Written problem: Transcribe the records exactly. Pictures do not belong in the transcription.

Dataset rows:
************
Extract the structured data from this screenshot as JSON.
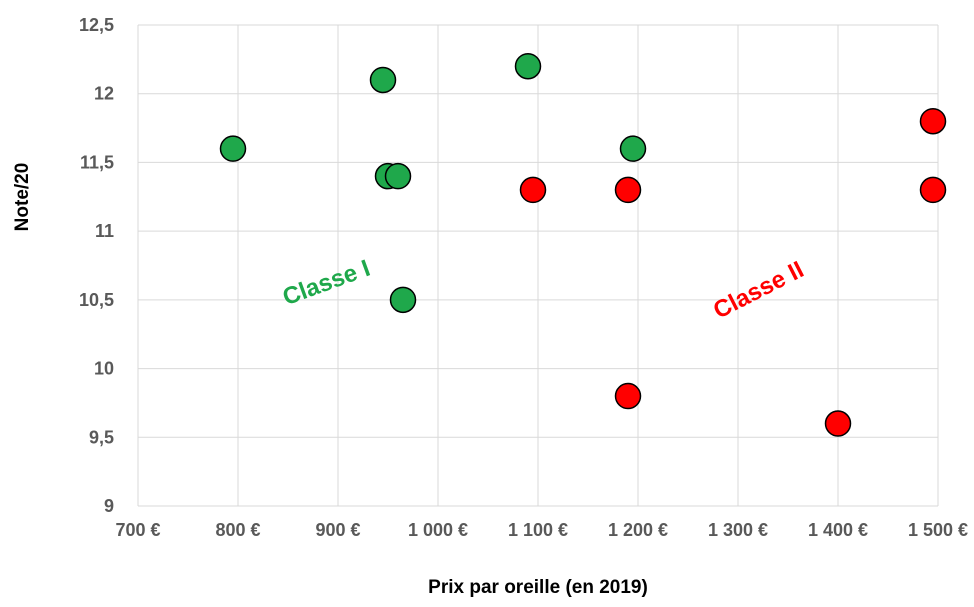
{
  "chart_data": {
    "type": "scatter",
    "title": "",
    "xlabel": "Prix par oreille (en 2019)",
    "ylabel": "Note/20",
    "xlim": [
      700,
      1500
    ],
    "ylim": [
      9,
      12.5
    ],
    "x_ticks": [
      700,
      800,
      900,
      1000,
      1100,
      1200,
      1300,
      1400,
      1500
    ],
    "x_tick_labels": [
      "700 €",
      "800 €",
      "900 €",
      "1 000 €",
      "1 100 €",
      "1 200 €",
      "1 300 €",
      "1 400 €",
      "1 500 €"
    ],
    "y_ticks": [
      9,
      9.5,
      10,
      10.5,
      11,
      11.5,
      12,
      12.5
    ],
    "y_tick_labels": [
      "9",
      "9,5",
      "10",
      "10,5",
      "11",
      "11,5",
      "12",
      "12,5"
    ],
    "grid": true,
    "series": [
      {
        "name": "Classe I",
        "color": "#1fa84b",
        "points": [
          {
            "x": 795,
            "y": 11.6
          },
          {
            "x": 945,
            "y": 12.1
          },
          {
            "x": 950,
            "y": 11.4
          },
          {
            "x": 960,
            "y": 11.4
          },
          {
            "x": 965,
            "y": 10.5
          },
          {
            "x": 1090,
            "y": 12.2
          },
          {
            "x": 1195,
            "y": 11.6
          }
        ]
      },
      {
        "name": "Classe II",
        "color": "#ff0000",
        "points": [
          {
            "x": 1095,
            "y": 11.3
          },
          {
            "x": 1190,
            "y": 11.3
          },
          {
            "x": 1190,
            "y": 9.8
          },
          {
            "x": 1400,
            "y": 9.6
          },
          {
            "x": 1495,
            "y": 11.8
          },
          {
            "x": 1495,
            "y": 11.3
          }
        ]
      }
    ],
    "annotations": [
      {
        "text": "Classe I",
        "color": "#1fa84b"
      },
      {
        "text": "Classe II",
        "color": "#ff0000"
      }
    ]
  }
}
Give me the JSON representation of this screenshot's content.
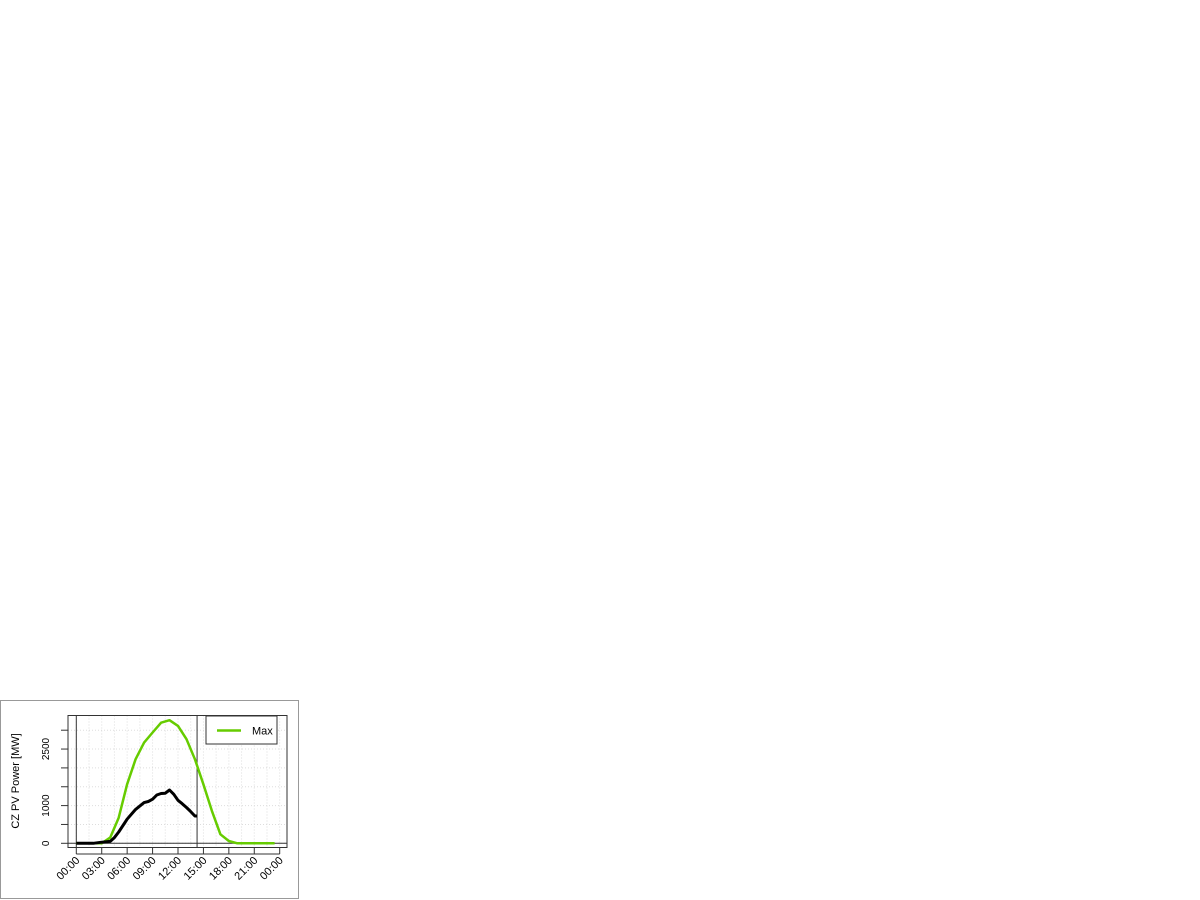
{
  "chart_data": {
    "type": "line",
    "ylabel": "CZ PV Power [MW]",
    "xlabel": "",
    "x_tick_labels": [
      "00:00",
      "03:00",
      "06:00",
      "09:00",
      "12:00",
      "15:00",
      "18:00",
      "21:00",
      "00:00"
    ],
    "y_tick_labels": [
      "0",
      "1000",
      "2500"
    ],
    "y_ticks": [
      0,
      500,
      1000,
      1500,
      2000,
      2500,
      3000
    ],
    "xlim_hours": [
      -1,
      25.5
    ],
    "ylim": [
      -120,
      3400
    ],
    "grid": true,
    "legend_position": "top-right",
    "vertical_markers_hours": [
      0,
      14.25
    ],
    "series": [
      {
        "name": "Max",
        "color": "#66cc00",
        "x": [
          0,
          1,
          2,
          3,
          4,
          5,
          6,
          7,
          8,
          9,
          10,
          11,
          12,
          13,
          14,
          15,
          16,
          17,
          18,
          19,
          20,
          21,
          22,
          23,
          23.4
        ],
        "y": [
          0,
          0,
          0,
          0,
          150,
          680,
          1566,
          2230,
          2670,
          2938,
          3200,
          3265,
          3115,
          2760,
          2230,
          1566,
          860,
          240,
          60,
          0,
          0,
          0,
          0,
          0,
          0
        ]
      },
      {
        "color": "#000000",
        "x": [
          0,
          1,
          2,
          3,
          4,
          4.5,
          5,
          6,
          7,
          8,
          8.5,
          9,
          9.5,
          10,
          10.5,
          11,
          11.5,
          12,
          12.5,
          13,
          13.5,
          14,
          14.25
        ],
        "y": [
          0,
          0,
          0,
          30,
          50,
          150,
          300,
          640,
          900,
          1080,
          1110,
          1170,
          1280,
          1320,
          1330,
          1415,
          1300,
          1140,
          1050,
          950,
          840,
          725,
          725
        ]
      }
    ]
  }
}
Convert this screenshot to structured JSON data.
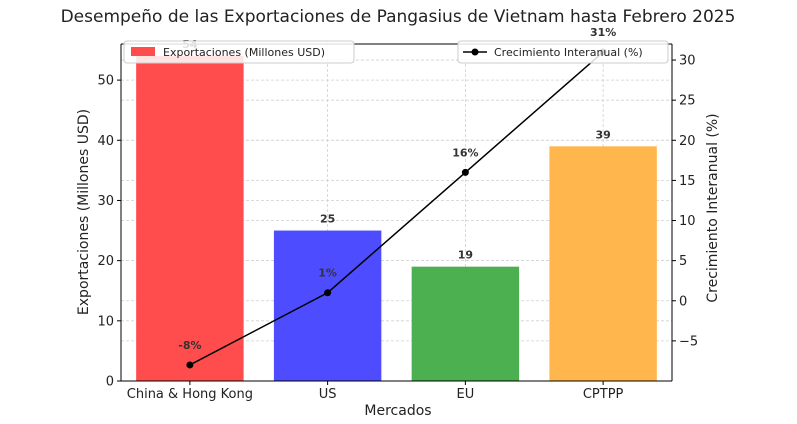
{
  "chart_data": {
    "type": "bar",
    "title": "Desempeño de las Exportaciones de Pangasius de Vietnam hasta Febrero 2025",
    "xlabel": "Mercados",
    "ylabel": "Exportaciones (Millones USD)",
    "y2label": "Crecimiento Interanual (%)",
    "categories": [
      "China & Hong Kong",
      "US",
      "EU",
      "CPTPP"
    ],
    "ylim": [
      0,
      56
    ],
    "y2lim": [
      -10,
      32
    ],
    "yticks": [
      "0",
      "10",
      "20",
      "30",
      "40",
      "50"
    ],
    "y2ticks": [
      "−5",
      "0",
      "5",
      "10",
      "15",
      "20",
      "25",
      "30"
    ],
    "grid": true,
    "series": [
      {
        "name": "Exportaciones (Millones USD)",
        "type": "bar",
        "axis": "left",
        "values": [
          54,
          25,
          19,
          39
        ],
        "labels": [
          "54",
          "25",
          "19",
          "39"
        ],
        "colors": [
          "#ff4d4d",
          "#4d4dff",
          "#4caf50",
          "#ffb74d"
        ]
      },
      {
        "name": "Crecimiento Interanual (%)",
        "type": "line",
        "axis": "right",
        "values": [
          -8,
          1,
          16,
          31
        ],
        "labels": [
          "-8%",
          "1%",
          "16%",
          "31%"
        ],
        "color": "#000000"
      }
    ],
    "legend": [
      "upper-left",
      "upper-right"
    ]
  }
}
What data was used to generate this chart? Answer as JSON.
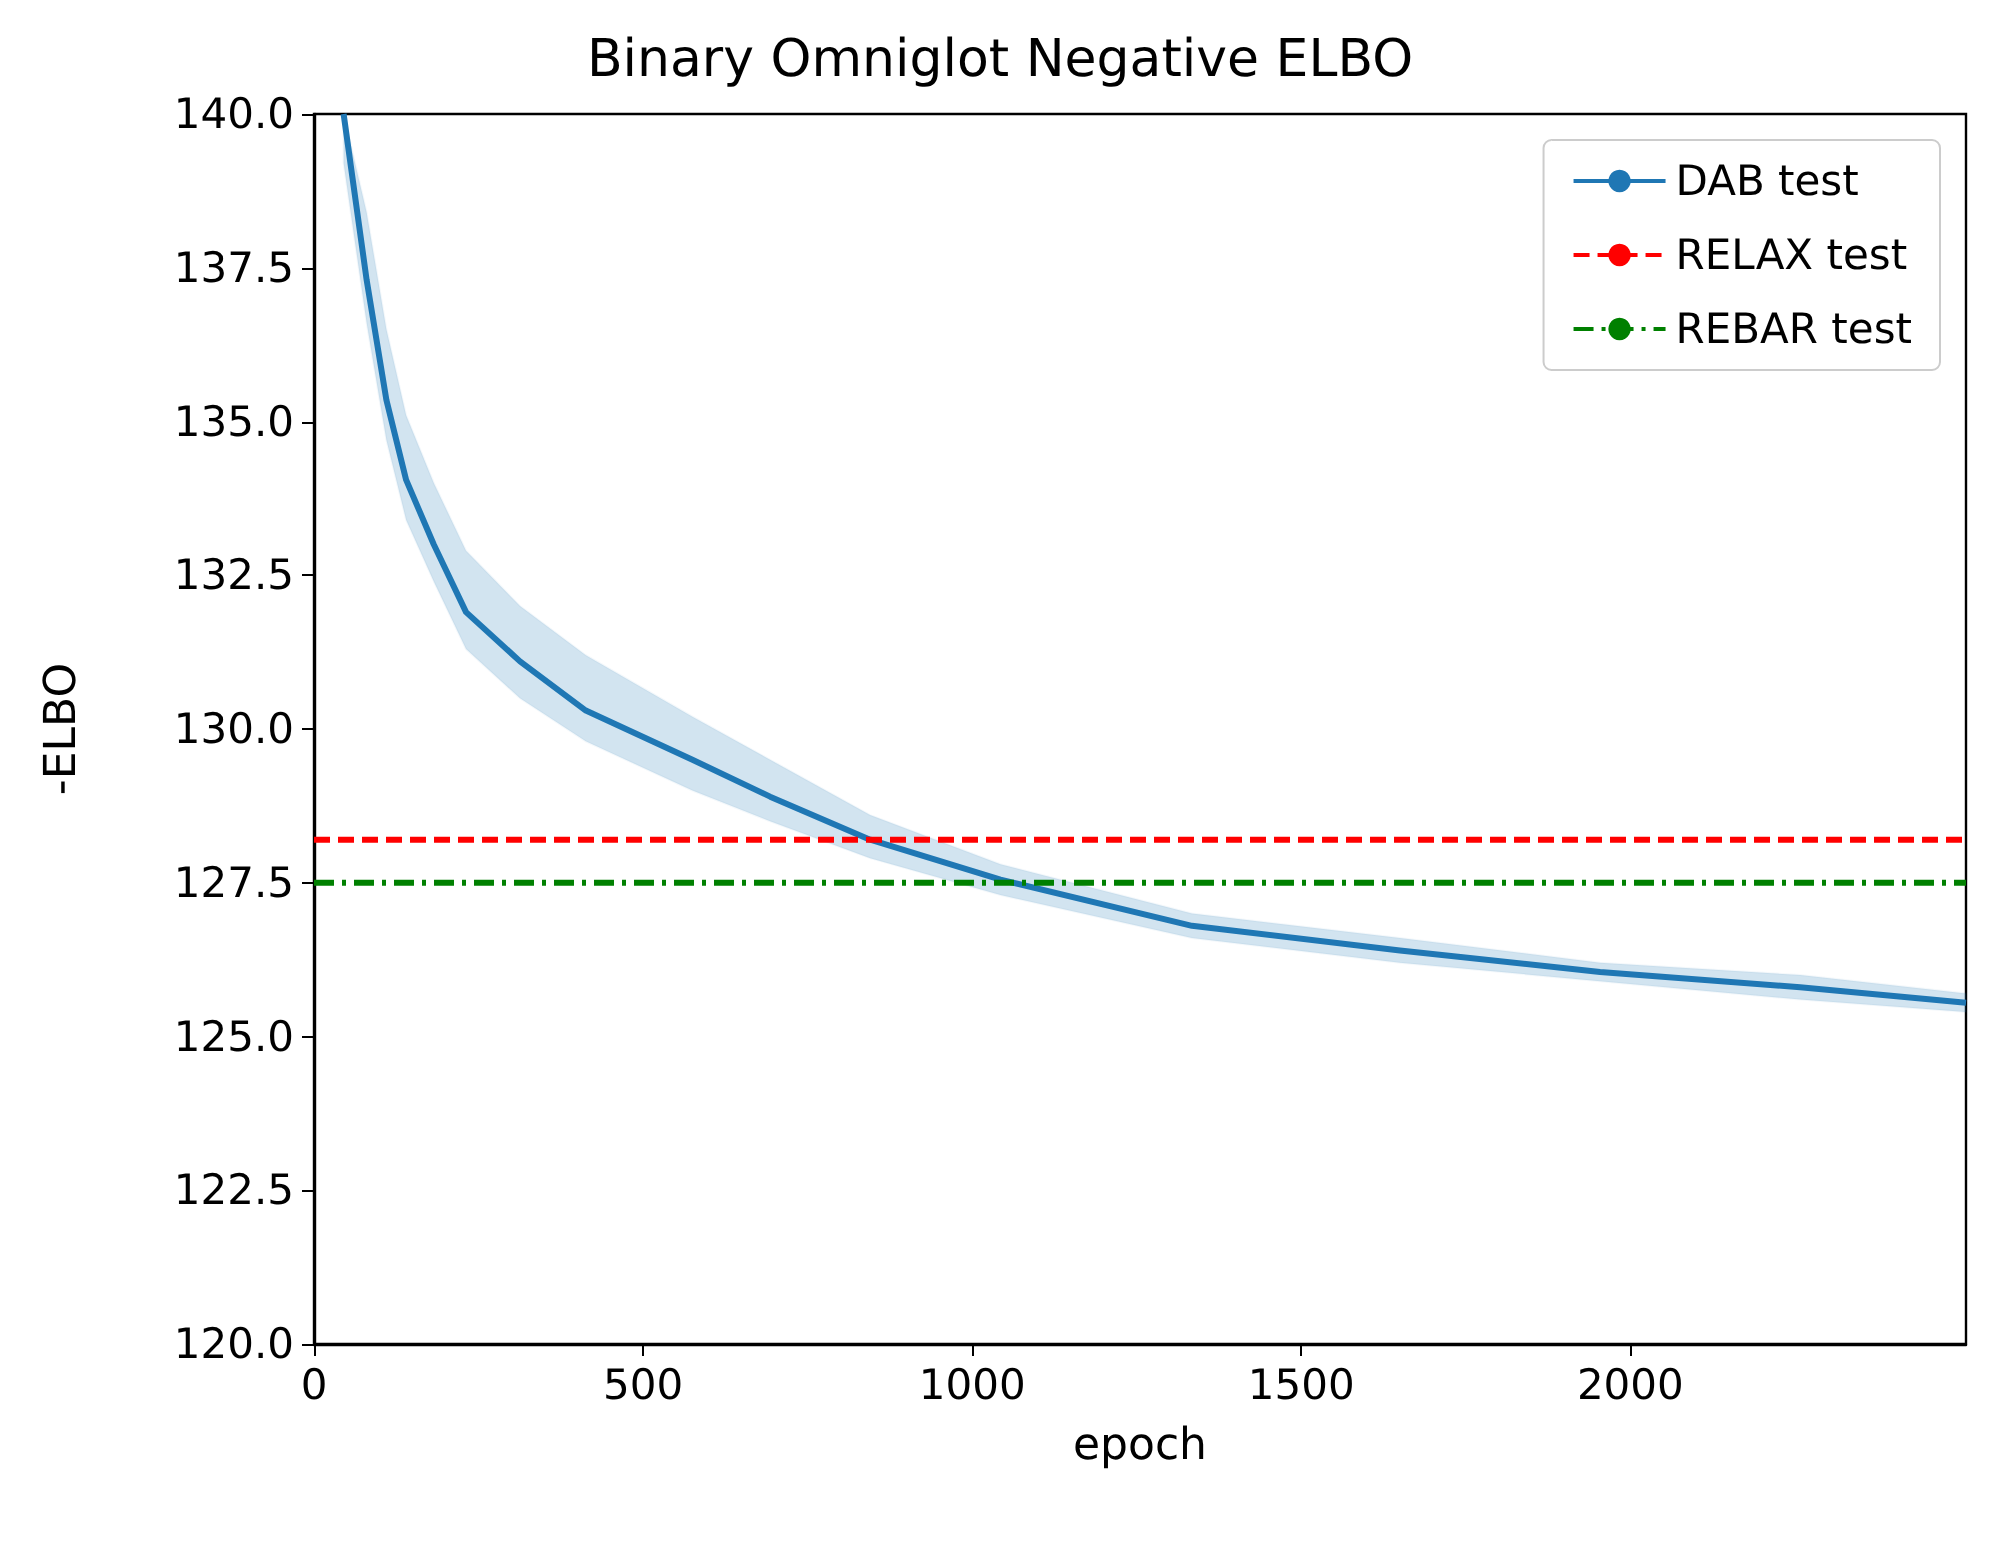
{
  "chart_data": {
    "type": "line",
    "title": "Binary Omniglot Negative ELBO",
    "xlabel": "epoch",
    "ylabel": "-ELBO",
    "xlim": [
      0,
      2510
    ],
    "xticks": [
      0,
      500,
      1000,
      1500,
      2000
    ],
    "ylim": [
      120,
      140
    ],
    "yticks": [
      {
        "value": 120,
        "label": "120.0"
      },
      {
        "value": 122.5,
        "label": "122.5"
      },
      {
        "value": 125,
        "label": "125.0"
      },
      {
        "value": 127.5,
        "label": "127.5"
      },
      {
        "value": 130,
        "label": "130.0"
      },
      {
        "value": 132.5,
        "label": "132.5"
      },
      {
        "value": 135,
        "label": "135.0"
      },
      {
        "value": 137.5,
        "label": "137.5"
      },
      {
        "value": 140,
        "label": "140.0"
      }
    ],
    "grid": false,
    "legend": "top right",
    "marker": "none",
    "series": [
      {
        "name": "DAB test",
        "color": "#1f77b4",
        "line_style": "solid",
        "x": [
          45,
          80,
          110,
          140,
          182,
          231,
          313,
          413,
          575,
          693,
          845,
          1043,
          1334,
          1650,
          1954,
          2258,
          2510
        ],
        "values": [
          140.0,
          137.3,
          135.35,
          134.05,
          133.0,
          131.9,
          131.1,
          130.3,
          129.5,
          128.9,
          128.2,
          127.55,
          126.8,
          126.4,
          126.05,
          125.8,
          125.55
        ],
        "lower": [
          139.2,
          136.6,
          134.7,
          133.4,
          132.4,
          131.3,
          130.5,
          129.8,
          129.0,
          128.5,
          127.9,
          127.3,
          126.6,
          126.2,
          125.9,
          125.6,
          125.4
        ],
        "upper": [
          140.0,
          138.4,
          136.5,
          135.1,
          134.0,
          132.9,
          132.0,
          131.2,
          130.2,
          129.5,
          128.6,
          127.8,
          127.0,
          126.6,
          126.2,
          126.0,
          125.7
        ]
      },
      {
        "name": "RELAX test",
        "color": "#ff0000",
        "line_style": "dashed",
        "x": [
          0,
          2510
        ],
        "values": [
          128.2,
          128.2
        ]
      },
      {
        "name": "REBAR test",
        "color": "#008000",
        "line_style": "dashdot",
        "x": [
          0,
          2510
        ],
        "values": [
          127.5,
          127.5
        ]
      }
    ]
  }
}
************
Response below:
Extract the structured data from this screenshot as JSON.
{
  "chart_data": {
    "type": "scatter",
    "title": "",
    "xlabel": "Prix par oreille (en 2019)",
    "ylabel": "Note/20",
    "xlim": [
      700,
      1500
    ],
    "ylim": [
      9,
      12.5
    ],
    "x_ticks": [
      700,
      800,
      900,
      1000,
      1100,
      1200,
      1300,
      1400,
      1500
    ],
    "x_tick_labels": [
      "700 €",
      "800 €",
      "900 €",
      "1 000 €",
      "1 100 €",
      "1 200 €",
      "1 300 €",
      "1 400 €",
      "1 500 €"
    ],
    "y_ticks": [
      9,
      9.5,
      10,
      10.5,
      11,
      11.5,
      12,
      12.5
    ],
    "y_tick_labels": [
      "9",
      "9,5",
      "10",
      "10,5",
      "11",
      "11,5",
      "12",
      "12,5"
    ],
    "grid": true,
    "series": [
      {
        "name": "Classe I",
        "color": "#1fa84b",
        "points": [
          {
            "x": 795,
            "y": 11.6
          },
          {
            "x": 945,
            "y": 12.1
          },
          {
            "x": 950,
            "y": 11.4
          },
          {
            "x": 960,
            "y": 11.4
          },
          {
            "x": 965,
            "y": 10.5
          },
          {
            "x": 1090,
            "y": 12.2
          },
          {
            "x": 1195,
            "y": 11.6
          }
        ]
      },
      {
        "name": "Classe II",
        "color": "#ff0000",
        "points": [
          {
            "x": 1095,
            "y": 11.3
          },
          {
            "x": 1190,
            "y": 11.3
          },
          {
            "x": 1190,
            "y": 9.8
          },
          {
            "x": 1400,
            "y": 9.6
          },
          {
            "x": 1495,
            "y": 11.8
          },
          {
            "x": 1495,
            "y": 11.3
          }
        ]
      }
    ],
    "annotations": [
      {
        "text": "Classe I",
        "color": "#1fa84b"
      },
      {
        "text": "Classe II",
        "color": "#ff0000"
      }
    ]
  }
}
Give me the JSON representation of this screenshot's content.
{
  "chart_data": {
    "type": "line",
    "ylabel": "CZ PV Power [MW]",
    "xlabel": "",
    "x_tick_labels": [
      "00:00",
      "03:00",
      "06:00",
      "09:00",
      "12:00",
      "15:00",
      "18:00",
      "21:00",
      "00:00"
    ],
    "y_tick_labels": [
      "0",
      "1000",
      "2500"
    ],
    "y_ticks": [
      0,
      500,
      1000,
      1500,
      2000,
      2500,
      3000
    ],
    "xlim_hours": [
      -1,
      25.5
    ],
    "ylim": [
      -120,
      3400
    ],
    "grid": true,
    "legend_position": "top-right",
    "vertical_markers_hours": [
      0,
      14.25
    ],
    "series": [
      {
        "name": "Max",
        "color": "#66cc00",
        "x": [
          0,
          1,
          2,
          3,
          4,
          5,
          6,
          7,
          8,
          9,
          10,
          11,
          12,
          13,
          14,
          15,
          16,
          17,
          18,
          19,
          20,
          21,
          22,
          23,
          23.4
        ],
        "y": [
          0,
          0,
          0,
          0,
          150,
          680,
          1566,
          2230,
          2670,
          2938,
          3200,
          3265,
          3115,
          2760,
          2230,
          1566,
          860,
          240,
          60,
          0,
          0,
          0,
          0,
          0,
          0
        ]
      },
      {
        "color": "#000000",
        "x": [
          0,
          1,
          2,
          3,
          4,
          4.5,
          5,
          6,
          7,
          8,
          8.5,
          9,
          9.5,
          10,
          10.5,
          11,
          11.5,
          12,
          12.5,
          13,
          13.5,
          14,
          14.25
        ],
        "y": [
          0,
          0,
          0,
          30,
          50,
          150,
          300,
          640,
          900,
          1080,
          1110,
          1170,
          1280,
          1320,
          1330,
          1415,
          1300,
          1140,
          1050,
          950,
          840,
          725,
          725
        ]
      }
    ]
  }
}
Convert this screenshot to structured JSON data.
{
  "chart_data": {
    "type": "bar",
    "title": "Desempeño de las Exportaciones de Pangasius de Vietnam hasta Febrero 2025",
    "xlabel": "Mercados",
    "ylabel": "Exportaciones (Millones USD)",
    "y2label": "Crecimiento Interanual (%)",
    "categories": [
      "China & Hong Kong",
      "US",
      "EU",
      "CPTPP"
    ],
    "ylim": [
      0,
      56
    ],
    "y2lim": [
      -10,
      32
    ],
    "yticks": [
      "0",
      "10",
      "20",
      "30",
      "40",
      "50"
    ],
    "y2ticks": [
      "−5",
      "0",
      "5",
      "10",
      "15",
      "20",
      "25",
      "30"
    ],
    "grid": true,
    "series": [
      {
        "name": "Exportaciones (Millones USD)",
        "type": "bar",
        "axis": "left",
        "values": [
          54,
          25,
          19,
          39
        ],
        "labels": [
          "54",
          "25",
          "19",
          "39"
        ],
        "colors": [
          "#ff4d4d",
          "#4d4dff",
          "#4caf50",
          "#ffb74d"
        ]
      },
      {
        "name": "Crecimiento Interanual (%)",
        "type": "line",
        "axis": "right",
        "values": [
          -8,
          1,
          16,
          31
        ],
        "labels": [
          "-8%",
          "1%",
          "16%",
          "31%"
        ],
        "color": "#000000"
      }
    ],
    "legend": [
      "upper-left",
      "upper-right"
    ]
  }
}
What data was used to generate this chart? Answer as JSON.
{
  "chart_data": {
    "type": "line",
    "title": "Binary Omniglot Negative ELBO",
    "xlabel": "epoch",
    "ylabel": "-ELBO",
    "xlim": [
      0,
      2510
    ],
    "xticks": [
      0,
      500,
      1000,
      1500,
      2000
    ],
    "ylim": [
      120,
      140
    ],
    "yticks": [
      {
        "value": 120,
        "label": "120.0"
      },
      {
        "value": 122.5,
        "label": "122.5"
      },
      {
        "value": 125,
        "label": "125.0"
      },
      {
        "value": 127.5,
        "label": "127.5"
      },
      {
        "value": 130,
        "label": "130.0"
      },
      {
        "value": 132.5,
        "label": "132.5"
      },
      {
        "value": 135,
        "label": "135.0"
      },
      {
        "value": 137.5,
        "label": "137.5"
      },
      {
        "value": 140,
        "label": "140.0"
      }
    ],
    "grid": false,
    "legend": "top right",
    "marker": "none",
    "series": [
      {
        "name": "DAB test",
        "color": "#1f77b4",
        "line_style": "solid",
        "x": [
          45,
          80,
          110,
          140,
          182,
          231,
          313,
          413,
          575,
          693,
          845,
          1043,
          1334,
          1650,
          1954,
          2258,
          2510
        ],
        "values": [
          140.0,
          137.3,
          135.35,
          134.05,
          133.0,
          131.9,
          131.1,
          130.3,
          129.5,
          128.9,
          128.2,
          127.55,
          126.8,
          126.4,
          126.05,
          125.8,
          125.55
        ],
        "lower": [
          139.2,
          136.6,
          134.7,
          133.4,
          132.4,
          131.3,
          130.5,
          129.8,
          129.0,
          128.5,
          127.9,
          127.3,
          126.6,
          126.2,
          125.9,
          125.6,
          125.4
        ],
        "upper": [
          140.0,
          138.4,
          136.5,
          135.1,
          134.0,
          132.9,
          132.0,
          131.2,
          130.2,
          129.5,
          128.6,
          127.8,
          127.0,
          126.6,
          126.2,
          126.0,
          125.7
        ]
      },
      {
        "name": "RELAX test",
        "color": "#ff0000",
        "line_style": "dashed",
        "x": [
          0,
          2510
        ],
        "values": [
          128.2,
          128.2
        ]
      },
      {
        "name": "REBAR test",
        "color": "#008000",
        "line_style": "dashdot",
        "x": [
          0,
          2510
        ],
        "values": [
          127.5,
          127.5
        ]
      }
    ]
  }
}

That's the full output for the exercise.